*MATERIAL PROVIDED:*

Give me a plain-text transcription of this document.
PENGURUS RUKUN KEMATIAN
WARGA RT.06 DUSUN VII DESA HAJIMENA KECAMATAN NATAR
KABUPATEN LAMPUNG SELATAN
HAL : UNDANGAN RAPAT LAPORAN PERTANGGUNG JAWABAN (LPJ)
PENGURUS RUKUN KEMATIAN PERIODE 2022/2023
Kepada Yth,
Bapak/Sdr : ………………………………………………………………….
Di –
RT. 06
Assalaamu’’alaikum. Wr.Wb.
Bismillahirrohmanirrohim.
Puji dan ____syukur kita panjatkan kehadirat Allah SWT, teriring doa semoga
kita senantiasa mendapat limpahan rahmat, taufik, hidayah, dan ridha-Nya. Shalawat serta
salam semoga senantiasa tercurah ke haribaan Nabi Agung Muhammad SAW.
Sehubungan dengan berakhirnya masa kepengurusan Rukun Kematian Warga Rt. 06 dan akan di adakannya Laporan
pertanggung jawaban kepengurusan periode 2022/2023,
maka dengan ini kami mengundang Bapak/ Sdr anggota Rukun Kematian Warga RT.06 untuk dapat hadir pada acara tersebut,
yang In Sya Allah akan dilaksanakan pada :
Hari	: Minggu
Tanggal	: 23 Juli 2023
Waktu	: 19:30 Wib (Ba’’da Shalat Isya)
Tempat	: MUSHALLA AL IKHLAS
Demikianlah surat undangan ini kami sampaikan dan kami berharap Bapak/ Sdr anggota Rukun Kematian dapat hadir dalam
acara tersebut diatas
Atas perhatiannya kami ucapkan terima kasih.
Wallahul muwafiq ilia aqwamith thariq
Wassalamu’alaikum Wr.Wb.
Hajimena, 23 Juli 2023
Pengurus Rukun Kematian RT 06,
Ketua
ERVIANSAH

*EXERCISE OBJECTIVE:* Look over the listing above. Pick out and copy every line that includes "Juli".

*FINAL RESULT:*
Tanggal	: 23 Juli 2023
Hajimena, 23 Juli 2023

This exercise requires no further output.